----- Trecho do documento -----
Dois e dois são cinco — viva os 25 anos da Letrinhas

11/01/2017

Por Lilia Moritz Schwarcz

Foi no dia 5 de maio de 1992 que fizemos a primeira festa da Companhia das Letrinhas. Ritual é ritual e resolvemos inaugurar o novo selo da editora — uma espécie de irmã caçula — com bolo, pipoca e muitos balões.

Criar uma linha infantil era ideia antiga e que reaparecia, de forma teimosa, a todo momento. Considerávamos, ou melhor, tínhamos certeza, de que essa seria uma maneira de juntar as duas pontas de uma mesma corda. Se já contávamos, àquelas alturas, com uma coleção forte de ficção e de não ficção para adultos, era chegada a hora de pensar nos filhos; nas crianças que frequentavam as livrarias junto com seus pais.

Não seria correto afirmar que faltavam boas editoras de livros infantis. Ao contrário, o maior desafio era encontrar uma fresta, e entrar nesse território tão competente como bem explorado. A estratégia que desenhamos, então, procurava dar prosseguimento à mesma filosofia geral que orientava a Companhia: encontrar livros de reconhecida qualidade editorial, combinados com muito apuro gráfico. Foi assim que, juntando dois mais dois, tentamos somar cinco!
----- Dados fornecidos -----
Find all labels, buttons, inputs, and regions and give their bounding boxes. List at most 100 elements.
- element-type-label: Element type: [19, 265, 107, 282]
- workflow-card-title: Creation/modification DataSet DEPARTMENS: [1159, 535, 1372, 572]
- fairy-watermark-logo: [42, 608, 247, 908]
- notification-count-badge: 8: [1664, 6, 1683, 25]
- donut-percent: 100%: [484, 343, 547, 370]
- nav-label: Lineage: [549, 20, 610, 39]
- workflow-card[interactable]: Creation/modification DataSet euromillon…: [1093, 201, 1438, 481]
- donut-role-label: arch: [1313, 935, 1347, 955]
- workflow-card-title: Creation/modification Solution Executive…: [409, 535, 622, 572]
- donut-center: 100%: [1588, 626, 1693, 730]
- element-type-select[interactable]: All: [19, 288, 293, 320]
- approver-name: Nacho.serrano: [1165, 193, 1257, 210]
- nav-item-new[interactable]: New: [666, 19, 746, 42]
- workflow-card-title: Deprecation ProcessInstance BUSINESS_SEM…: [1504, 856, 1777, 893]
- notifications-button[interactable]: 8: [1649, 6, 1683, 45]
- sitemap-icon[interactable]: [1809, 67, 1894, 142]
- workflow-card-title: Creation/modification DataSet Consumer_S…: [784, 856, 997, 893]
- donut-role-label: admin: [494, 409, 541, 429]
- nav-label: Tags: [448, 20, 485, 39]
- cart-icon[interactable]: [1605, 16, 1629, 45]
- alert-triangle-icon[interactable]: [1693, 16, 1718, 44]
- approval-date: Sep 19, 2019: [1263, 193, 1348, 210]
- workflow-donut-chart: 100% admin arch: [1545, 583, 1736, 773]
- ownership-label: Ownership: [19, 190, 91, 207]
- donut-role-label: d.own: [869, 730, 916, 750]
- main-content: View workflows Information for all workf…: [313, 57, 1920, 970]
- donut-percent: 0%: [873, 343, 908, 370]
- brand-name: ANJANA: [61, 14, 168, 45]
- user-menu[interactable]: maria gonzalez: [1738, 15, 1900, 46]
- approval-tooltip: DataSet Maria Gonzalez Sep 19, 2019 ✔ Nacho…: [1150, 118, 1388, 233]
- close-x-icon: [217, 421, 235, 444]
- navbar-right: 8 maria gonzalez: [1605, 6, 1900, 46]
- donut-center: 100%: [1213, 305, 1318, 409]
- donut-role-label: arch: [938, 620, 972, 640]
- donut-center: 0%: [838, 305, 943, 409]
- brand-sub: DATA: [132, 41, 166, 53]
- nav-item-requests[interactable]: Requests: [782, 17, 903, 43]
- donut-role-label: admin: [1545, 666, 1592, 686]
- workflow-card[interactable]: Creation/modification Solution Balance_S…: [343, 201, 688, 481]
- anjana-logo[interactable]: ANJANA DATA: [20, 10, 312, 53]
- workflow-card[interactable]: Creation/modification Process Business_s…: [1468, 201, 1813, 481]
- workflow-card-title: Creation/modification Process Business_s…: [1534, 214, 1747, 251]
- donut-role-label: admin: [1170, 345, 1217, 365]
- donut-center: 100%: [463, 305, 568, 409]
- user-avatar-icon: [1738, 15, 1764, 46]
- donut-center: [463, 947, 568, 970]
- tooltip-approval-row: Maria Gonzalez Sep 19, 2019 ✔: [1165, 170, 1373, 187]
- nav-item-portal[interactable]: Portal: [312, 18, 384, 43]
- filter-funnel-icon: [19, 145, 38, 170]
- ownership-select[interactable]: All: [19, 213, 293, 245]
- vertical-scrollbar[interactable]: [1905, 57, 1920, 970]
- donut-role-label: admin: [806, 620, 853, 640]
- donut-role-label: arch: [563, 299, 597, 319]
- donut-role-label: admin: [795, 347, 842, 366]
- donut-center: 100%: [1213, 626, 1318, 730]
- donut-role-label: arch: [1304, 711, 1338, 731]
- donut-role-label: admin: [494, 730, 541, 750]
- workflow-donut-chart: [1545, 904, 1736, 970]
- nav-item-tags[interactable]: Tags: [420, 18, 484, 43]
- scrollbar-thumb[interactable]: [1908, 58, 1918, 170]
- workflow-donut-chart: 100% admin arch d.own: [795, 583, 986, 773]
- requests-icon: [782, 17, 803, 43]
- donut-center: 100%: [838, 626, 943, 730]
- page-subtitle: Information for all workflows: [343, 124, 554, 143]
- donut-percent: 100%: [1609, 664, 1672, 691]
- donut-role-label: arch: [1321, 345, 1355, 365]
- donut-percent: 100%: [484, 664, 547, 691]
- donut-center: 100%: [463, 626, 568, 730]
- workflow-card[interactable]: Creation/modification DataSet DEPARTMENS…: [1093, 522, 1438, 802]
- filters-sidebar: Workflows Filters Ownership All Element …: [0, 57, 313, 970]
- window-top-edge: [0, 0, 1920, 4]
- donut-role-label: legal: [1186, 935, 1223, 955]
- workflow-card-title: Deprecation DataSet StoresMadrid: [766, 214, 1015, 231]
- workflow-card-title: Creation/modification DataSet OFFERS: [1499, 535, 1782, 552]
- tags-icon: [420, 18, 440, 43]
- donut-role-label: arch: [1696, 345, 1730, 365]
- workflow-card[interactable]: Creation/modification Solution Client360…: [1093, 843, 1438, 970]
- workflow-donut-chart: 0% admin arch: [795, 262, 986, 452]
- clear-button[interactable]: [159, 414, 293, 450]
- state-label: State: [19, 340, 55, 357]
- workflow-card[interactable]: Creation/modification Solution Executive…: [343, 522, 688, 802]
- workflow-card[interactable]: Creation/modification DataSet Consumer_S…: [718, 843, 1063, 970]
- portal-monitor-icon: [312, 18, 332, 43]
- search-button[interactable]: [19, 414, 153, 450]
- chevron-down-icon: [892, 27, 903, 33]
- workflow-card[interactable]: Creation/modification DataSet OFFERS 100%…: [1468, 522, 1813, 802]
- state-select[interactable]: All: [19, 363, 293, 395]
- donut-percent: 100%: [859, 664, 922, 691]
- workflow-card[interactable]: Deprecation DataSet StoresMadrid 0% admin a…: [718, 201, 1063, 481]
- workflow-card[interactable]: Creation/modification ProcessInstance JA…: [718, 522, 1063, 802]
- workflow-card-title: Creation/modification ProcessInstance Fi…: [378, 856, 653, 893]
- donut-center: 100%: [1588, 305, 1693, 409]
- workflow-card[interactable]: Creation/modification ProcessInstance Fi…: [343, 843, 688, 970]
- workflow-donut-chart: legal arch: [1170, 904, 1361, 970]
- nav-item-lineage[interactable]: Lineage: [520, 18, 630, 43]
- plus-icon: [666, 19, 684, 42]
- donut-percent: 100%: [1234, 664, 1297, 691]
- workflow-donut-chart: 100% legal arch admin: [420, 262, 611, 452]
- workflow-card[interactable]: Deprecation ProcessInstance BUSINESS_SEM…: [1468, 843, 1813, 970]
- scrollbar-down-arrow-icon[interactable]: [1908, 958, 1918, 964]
-----
Exercícios a resolver:
#1 Segundo o texto sobre os 25 anos da Letrinhas, em que data foi feita a primeira festa da Companhia das Letrinhas?
#2 Reescreva as linhas do início até a linha que contém "- approval-tooltip: DataSet", inclusive, trocando "donut-role-label" por "role-label" e mantendo todo o resto igual.

Respostas por ordem:
#1 Em 5 de maio de 1992.

#2
Find all labels, buttons, inputs, and regions and give their bounding boxes. List at most 100 elements.
- element-type-label: Element type: [19, 265, 107, 282]
- workflow-card-title: Creation/modification DataSet DEPARTMENS: [1159, 535, 1372, 572]
- fairy-watermark-logo: [42, 608, 247, 908]
- notification-count-badge: 8: [1664, 6, 1683, 25]
- donut-percent: 100%: [484, 343, 547, 370]
- nav-label: Lineage: [549, 20, 610, 39]
- workflow-card[interactable]: Creation/modification DataSet euromillon…: [1093, 201, 1438, 481]
- role-label: arch: [1313, 935, 1347, 955]
- workflow-card-title: Creation/modification Solution Executive…: [409, 535, 622, 572]
- donut-center: 100%: [1588, 626, 1693, 730]
- element-type-select[interactable]: All: [19, 288, 293, 320]
- approver-name: Nacho.serrano: [1165, 193, 1257, 210]
- nav-item-new[interactable]: New: [666, 19, 746, 42]
- workflow-card-title: Deprecation ProcessInstance BUSINESS_SEM…: [1504, 856, 1777, 893]
- notifications-button[interactable]: 8: [1649, 6, 1683, 45]
- sitemap-icon[interactable]: [1809, 67, 1894, 142]
- workflow-card-title: Creation/modification DataSet Consumer_S…: [784, 856, 997, 893]
- role-label: admin: [494, 409, 541, 429]
- nav-label: Tags: [448, 20, 485, 39]
- cart-icon[interactable]: [1605, 16, 1629, 45]
- alert-triangle-icon[interactable]: [1693, 16, 1718, 44]
- approval-date: Sep 19, 2019: [1263, 193, 1348, 210]
- workflow-donut-chart: 100% admin arch: [1545, 583, 1736, 773]
- ownership-label: Ownership: [19, 190, 91, 207]
- role-label: d.own: [869, 730, 916, 750]
- main-content: View workflows Information for all workf…: [313, 57, 1920, 970]
- donut-percent: 0%: [873, 343, 908, 370]
- brand-name: ANJANA: [61, 14, 168, 45]
- user-menu[interactable]: maria gonzalez: [1738, 15, 1900, 46]
- approval-tooltip: DataSet Maria Gonzalez Sep 19, 2019 ✔ Nacho…: [1150, 118, 1388, 233]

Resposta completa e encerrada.